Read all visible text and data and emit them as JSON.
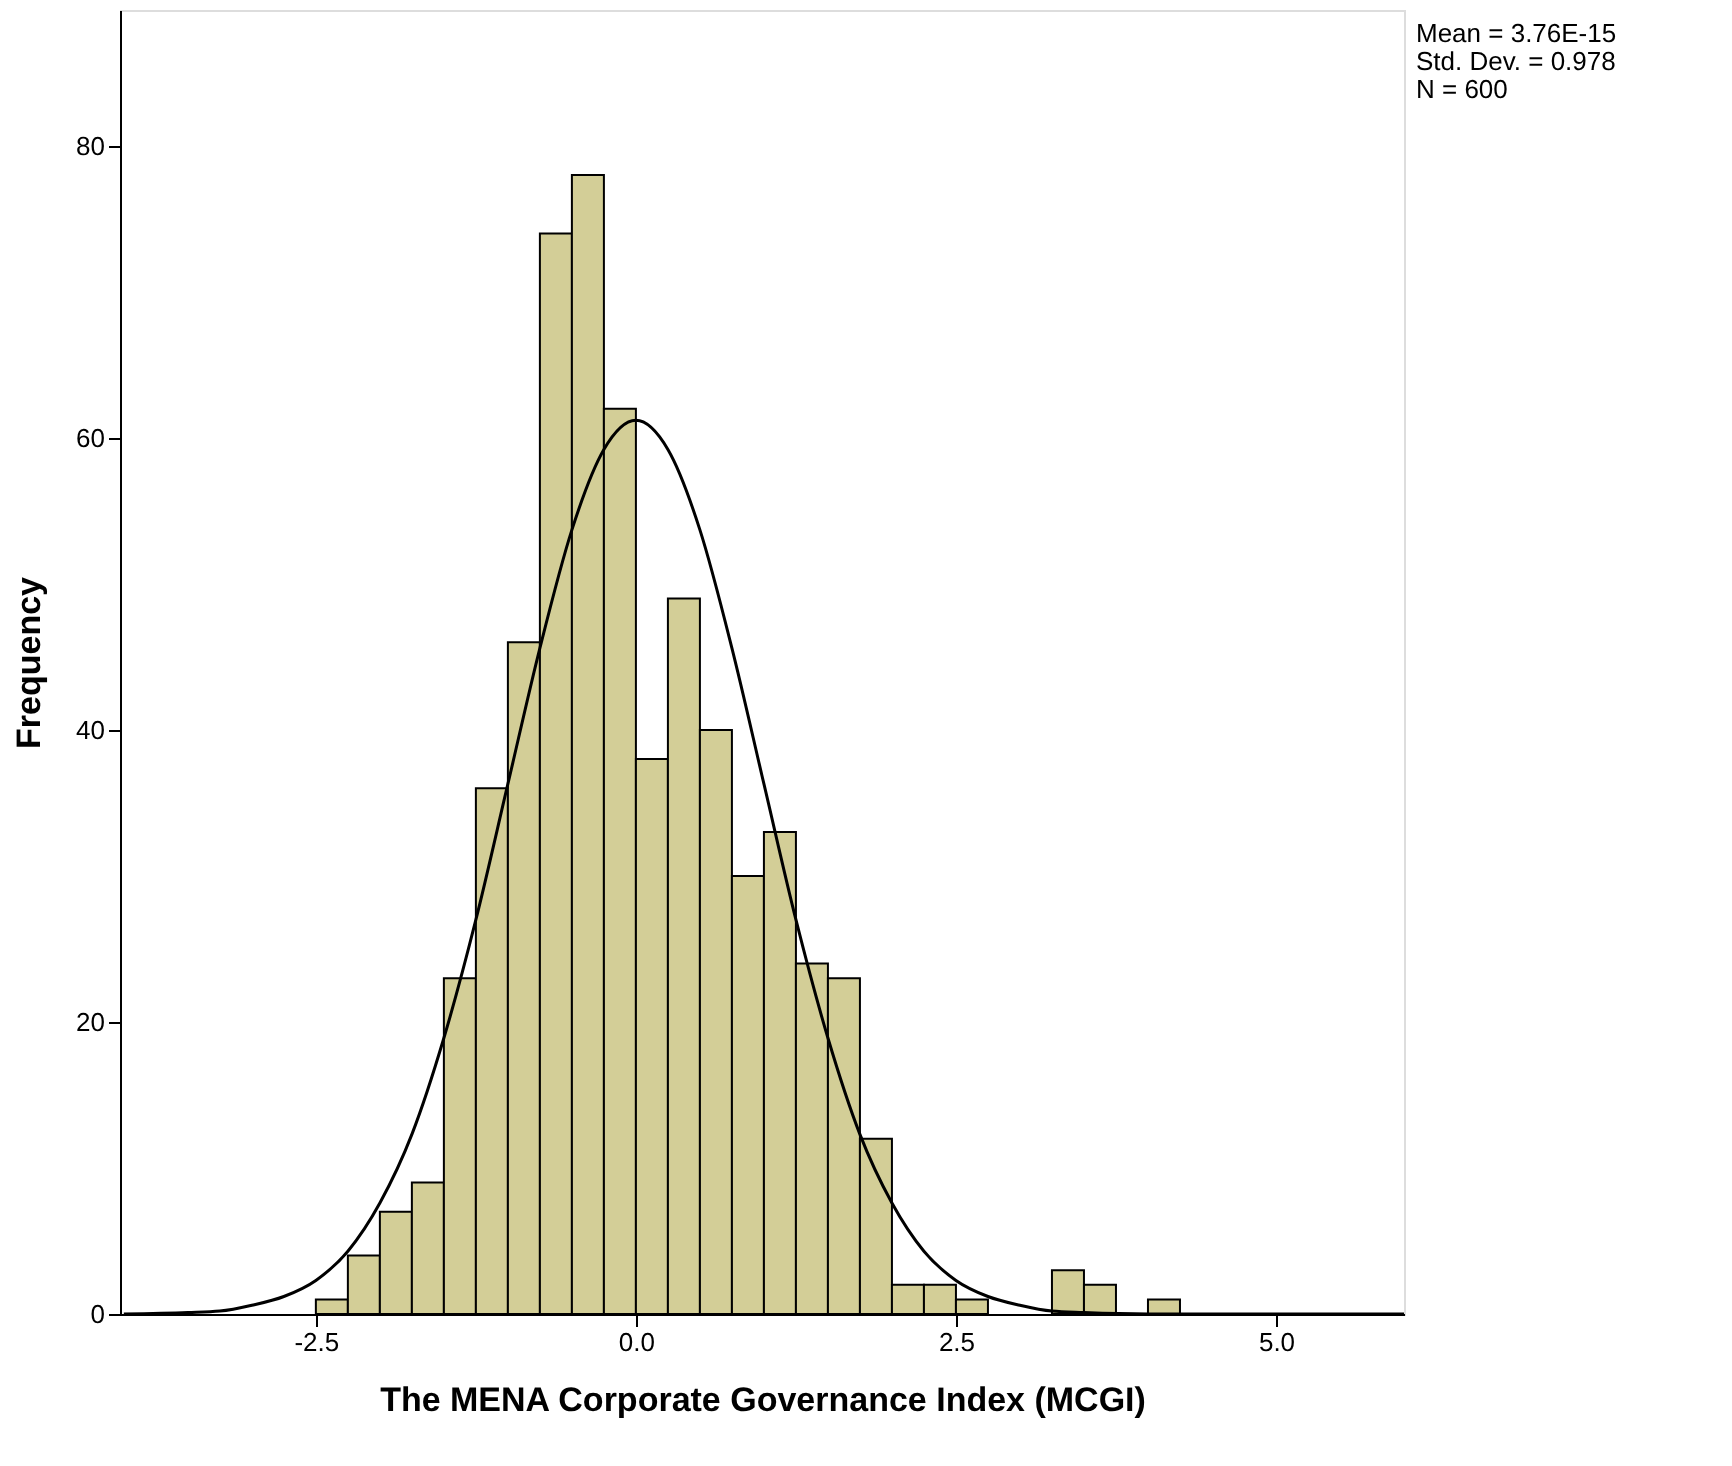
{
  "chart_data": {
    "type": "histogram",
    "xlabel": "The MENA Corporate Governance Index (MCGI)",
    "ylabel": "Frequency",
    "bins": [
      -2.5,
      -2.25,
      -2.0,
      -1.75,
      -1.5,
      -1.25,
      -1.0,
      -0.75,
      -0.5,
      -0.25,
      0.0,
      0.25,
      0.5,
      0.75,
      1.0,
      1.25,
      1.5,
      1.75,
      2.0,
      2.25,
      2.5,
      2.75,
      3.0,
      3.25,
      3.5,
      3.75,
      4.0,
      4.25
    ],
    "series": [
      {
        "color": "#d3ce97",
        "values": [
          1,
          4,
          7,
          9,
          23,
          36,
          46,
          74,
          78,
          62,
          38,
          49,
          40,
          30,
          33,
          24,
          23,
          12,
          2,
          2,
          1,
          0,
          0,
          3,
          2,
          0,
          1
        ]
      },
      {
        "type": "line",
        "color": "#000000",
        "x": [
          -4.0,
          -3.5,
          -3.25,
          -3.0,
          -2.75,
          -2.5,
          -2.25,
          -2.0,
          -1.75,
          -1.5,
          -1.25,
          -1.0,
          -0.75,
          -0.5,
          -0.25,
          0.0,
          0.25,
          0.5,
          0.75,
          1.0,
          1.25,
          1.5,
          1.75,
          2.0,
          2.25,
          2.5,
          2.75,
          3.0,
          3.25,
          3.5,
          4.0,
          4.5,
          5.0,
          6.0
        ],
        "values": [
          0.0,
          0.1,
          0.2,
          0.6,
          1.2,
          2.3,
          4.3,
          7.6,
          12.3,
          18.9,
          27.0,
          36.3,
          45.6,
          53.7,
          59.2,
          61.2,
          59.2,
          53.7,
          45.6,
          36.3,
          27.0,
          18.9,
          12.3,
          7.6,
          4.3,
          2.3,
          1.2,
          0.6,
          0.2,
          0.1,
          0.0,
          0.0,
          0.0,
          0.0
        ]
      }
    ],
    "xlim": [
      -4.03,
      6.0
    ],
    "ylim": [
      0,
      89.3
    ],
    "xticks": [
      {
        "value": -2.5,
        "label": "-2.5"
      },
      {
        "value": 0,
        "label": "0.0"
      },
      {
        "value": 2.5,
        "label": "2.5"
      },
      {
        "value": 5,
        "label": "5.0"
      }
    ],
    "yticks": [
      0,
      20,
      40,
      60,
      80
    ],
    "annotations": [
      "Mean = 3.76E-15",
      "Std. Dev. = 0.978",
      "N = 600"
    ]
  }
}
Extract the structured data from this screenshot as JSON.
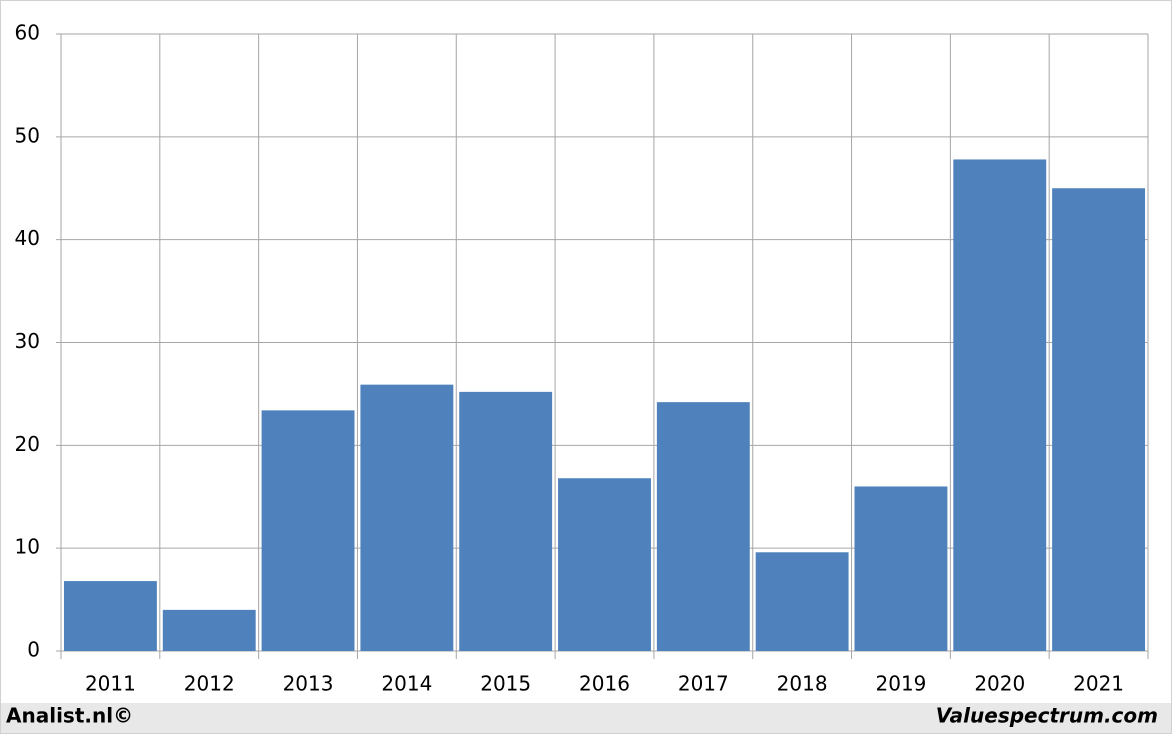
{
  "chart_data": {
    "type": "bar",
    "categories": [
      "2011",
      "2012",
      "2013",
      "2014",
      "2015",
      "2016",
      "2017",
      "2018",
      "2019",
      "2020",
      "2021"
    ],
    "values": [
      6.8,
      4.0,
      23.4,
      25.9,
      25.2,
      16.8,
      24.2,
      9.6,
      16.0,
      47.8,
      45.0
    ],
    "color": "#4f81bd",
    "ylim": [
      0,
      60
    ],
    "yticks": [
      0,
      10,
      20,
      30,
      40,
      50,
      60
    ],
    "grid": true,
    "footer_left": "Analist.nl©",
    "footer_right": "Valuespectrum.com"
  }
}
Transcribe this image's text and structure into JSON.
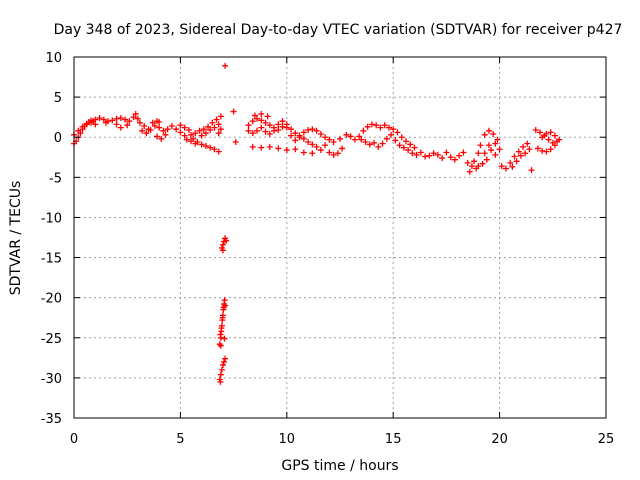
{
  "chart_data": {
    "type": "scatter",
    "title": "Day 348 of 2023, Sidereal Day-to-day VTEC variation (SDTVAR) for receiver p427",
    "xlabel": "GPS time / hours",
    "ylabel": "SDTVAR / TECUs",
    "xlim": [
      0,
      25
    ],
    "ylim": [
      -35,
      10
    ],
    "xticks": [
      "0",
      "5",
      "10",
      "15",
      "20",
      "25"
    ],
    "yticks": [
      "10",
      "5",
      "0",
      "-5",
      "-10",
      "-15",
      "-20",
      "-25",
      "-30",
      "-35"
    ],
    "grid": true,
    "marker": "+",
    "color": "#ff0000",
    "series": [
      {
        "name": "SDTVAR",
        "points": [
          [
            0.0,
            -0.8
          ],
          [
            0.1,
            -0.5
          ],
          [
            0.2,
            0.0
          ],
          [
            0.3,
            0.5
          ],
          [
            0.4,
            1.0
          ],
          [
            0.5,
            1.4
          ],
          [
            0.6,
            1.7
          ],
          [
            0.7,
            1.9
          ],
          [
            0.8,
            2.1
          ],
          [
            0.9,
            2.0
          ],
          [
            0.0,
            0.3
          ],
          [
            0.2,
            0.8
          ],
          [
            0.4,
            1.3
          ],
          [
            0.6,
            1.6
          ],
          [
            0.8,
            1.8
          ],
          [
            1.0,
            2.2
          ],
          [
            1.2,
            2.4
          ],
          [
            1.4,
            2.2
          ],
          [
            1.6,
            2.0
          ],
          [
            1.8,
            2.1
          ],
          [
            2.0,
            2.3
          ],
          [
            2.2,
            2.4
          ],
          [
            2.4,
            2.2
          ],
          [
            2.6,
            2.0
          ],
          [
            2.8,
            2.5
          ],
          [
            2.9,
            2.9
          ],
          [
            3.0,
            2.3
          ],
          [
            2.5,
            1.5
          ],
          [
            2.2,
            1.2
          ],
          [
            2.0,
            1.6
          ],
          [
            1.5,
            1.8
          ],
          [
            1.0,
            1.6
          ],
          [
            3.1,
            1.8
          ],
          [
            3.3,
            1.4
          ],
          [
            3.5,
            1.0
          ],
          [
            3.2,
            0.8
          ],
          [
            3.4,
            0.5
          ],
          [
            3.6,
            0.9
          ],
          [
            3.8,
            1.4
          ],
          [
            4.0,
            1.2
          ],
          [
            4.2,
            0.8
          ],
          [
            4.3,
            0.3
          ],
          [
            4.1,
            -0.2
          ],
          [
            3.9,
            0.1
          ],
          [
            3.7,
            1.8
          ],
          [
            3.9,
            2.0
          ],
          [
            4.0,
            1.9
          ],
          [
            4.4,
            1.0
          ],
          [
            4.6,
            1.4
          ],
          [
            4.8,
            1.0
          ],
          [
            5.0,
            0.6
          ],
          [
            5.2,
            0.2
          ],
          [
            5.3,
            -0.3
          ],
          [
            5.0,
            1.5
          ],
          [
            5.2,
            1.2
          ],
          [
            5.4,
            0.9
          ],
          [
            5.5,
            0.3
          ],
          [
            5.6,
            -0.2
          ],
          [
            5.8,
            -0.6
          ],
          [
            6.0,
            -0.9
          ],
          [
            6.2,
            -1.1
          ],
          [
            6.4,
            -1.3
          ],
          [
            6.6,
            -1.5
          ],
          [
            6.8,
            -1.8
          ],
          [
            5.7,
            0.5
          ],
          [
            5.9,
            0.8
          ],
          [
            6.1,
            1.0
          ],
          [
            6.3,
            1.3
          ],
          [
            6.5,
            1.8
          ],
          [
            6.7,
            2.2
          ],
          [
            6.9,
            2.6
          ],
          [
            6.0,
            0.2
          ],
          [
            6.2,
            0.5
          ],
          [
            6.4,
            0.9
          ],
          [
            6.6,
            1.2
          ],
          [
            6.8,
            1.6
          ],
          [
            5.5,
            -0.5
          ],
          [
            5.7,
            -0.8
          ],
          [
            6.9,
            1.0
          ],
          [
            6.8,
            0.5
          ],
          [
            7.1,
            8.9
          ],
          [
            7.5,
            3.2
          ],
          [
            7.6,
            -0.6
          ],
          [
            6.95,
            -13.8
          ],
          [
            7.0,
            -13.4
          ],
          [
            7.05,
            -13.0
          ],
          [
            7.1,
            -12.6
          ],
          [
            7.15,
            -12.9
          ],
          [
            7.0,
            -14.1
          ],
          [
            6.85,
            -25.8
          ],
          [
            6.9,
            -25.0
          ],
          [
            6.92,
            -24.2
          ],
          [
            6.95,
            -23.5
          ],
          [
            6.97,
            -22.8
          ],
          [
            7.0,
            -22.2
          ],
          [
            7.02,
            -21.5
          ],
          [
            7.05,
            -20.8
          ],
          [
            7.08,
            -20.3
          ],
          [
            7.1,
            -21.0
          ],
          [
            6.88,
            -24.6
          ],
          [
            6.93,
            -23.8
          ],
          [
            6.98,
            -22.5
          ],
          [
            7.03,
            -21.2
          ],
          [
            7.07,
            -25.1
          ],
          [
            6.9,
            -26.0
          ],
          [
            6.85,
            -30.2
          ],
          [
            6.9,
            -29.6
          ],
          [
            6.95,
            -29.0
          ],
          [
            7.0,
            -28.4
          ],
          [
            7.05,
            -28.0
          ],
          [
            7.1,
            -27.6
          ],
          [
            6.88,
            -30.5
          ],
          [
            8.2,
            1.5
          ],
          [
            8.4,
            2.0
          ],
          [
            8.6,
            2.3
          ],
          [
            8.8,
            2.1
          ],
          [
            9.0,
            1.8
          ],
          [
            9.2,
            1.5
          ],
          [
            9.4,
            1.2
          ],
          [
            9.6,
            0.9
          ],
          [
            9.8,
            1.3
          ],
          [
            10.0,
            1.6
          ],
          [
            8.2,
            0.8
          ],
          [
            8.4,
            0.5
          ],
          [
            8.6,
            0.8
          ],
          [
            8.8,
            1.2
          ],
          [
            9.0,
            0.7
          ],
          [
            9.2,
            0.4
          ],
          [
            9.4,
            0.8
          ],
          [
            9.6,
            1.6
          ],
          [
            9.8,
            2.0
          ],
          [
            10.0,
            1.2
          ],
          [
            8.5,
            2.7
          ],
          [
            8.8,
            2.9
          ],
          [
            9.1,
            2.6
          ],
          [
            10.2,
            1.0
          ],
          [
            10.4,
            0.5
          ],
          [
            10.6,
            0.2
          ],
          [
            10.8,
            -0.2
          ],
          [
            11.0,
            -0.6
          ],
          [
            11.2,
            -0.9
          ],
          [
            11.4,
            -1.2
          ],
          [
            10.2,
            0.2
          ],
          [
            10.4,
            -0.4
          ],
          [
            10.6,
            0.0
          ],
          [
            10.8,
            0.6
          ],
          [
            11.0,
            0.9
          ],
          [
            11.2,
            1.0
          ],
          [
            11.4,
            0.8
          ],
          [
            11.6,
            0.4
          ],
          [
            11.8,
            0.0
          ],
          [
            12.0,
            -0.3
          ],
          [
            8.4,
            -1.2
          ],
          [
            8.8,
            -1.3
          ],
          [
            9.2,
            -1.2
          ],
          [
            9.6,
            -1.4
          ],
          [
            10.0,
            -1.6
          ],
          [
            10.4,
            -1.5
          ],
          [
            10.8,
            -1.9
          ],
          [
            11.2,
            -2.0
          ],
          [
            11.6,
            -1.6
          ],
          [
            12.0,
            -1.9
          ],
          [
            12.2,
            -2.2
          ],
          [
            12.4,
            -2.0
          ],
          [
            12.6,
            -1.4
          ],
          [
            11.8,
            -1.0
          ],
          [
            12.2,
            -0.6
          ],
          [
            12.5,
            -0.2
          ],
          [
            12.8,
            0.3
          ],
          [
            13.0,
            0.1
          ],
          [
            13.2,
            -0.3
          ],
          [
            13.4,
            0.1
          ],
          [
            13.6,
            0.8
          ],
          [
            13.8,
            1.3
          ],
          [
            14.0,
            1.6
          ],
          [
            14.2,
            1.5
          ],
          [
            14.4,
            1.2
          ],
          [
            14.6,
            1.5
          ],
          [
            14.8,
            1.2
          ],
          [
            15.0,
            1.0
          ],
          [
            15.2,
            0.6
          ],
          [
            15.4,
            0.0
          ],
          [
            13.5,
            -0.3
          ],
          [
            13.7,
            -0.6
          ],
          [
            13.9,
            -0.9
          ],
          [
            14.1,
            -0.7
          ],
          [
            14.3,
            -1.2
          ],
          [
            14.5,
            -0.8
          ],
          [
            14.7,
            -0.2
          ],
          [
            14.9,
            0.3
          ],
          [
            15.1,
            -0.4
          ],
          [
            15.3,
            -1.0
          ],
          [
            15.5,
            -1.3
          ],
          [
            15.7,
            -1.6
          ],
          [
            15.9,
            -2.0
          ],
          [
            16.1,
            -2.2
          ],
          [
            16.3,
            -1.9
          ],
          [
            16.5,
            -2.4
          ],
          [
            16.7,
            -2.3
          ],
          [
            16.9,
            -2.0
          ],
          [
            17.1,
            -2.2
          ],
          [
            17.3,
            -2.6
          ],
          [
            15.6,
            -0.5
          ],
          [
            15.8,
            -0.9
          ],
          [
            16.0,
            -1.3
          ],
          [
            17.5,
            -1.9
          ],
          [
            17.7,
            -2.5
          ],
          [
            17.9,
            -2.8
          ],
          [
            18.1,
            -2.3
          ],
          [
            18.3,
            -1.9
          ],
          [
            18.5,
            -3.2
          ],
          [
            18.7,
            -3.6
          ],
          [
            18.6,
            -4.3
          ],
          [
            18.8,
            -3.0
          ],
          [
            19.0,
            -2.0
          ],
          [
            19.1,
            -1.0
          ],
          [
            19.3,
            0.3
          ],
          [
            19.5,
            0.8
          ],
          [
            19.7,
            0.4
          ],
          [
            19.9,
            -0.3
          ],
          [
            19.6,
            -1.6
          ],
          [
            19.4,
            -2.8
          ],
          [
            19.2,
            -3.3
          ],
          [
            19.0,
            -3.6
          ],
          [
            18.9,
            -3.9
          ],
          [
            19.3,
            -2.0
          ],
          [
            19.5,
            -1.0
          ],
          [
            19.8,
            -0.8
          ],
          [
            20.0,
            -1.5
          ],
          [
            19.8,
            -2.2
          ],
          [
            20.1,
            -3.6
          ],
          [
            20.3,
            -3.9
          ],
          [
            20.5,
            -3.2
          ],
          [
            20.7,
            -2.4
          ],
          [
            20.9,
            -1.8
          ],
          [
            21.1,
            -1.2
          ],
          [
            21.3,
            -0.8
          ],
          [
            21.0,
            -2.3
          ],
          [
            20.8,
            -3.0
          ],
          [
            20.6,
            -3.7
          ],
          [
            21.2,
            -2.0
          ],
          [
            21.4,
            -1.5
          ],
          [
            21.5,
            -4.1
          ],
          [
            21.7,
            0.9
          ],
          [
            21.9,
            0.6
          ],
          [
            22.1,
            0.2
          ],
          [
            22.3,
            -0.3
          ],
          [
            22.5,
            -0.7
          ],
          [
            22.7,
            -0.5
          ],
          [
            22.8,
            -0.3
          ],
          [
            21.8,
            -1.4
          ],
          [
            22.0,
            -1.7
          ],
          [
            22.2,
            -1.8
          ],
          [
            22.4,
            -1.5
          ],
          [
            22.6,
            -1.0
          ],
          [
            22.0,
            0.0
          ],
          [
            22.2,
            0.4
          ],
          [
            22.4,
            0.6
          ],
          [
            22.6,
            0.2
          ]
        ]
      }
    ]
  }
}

EXERCISE => Determine the number of lines in the records that include the string "JSON", and respond with that number only.

FINISHED EXERCISE => 3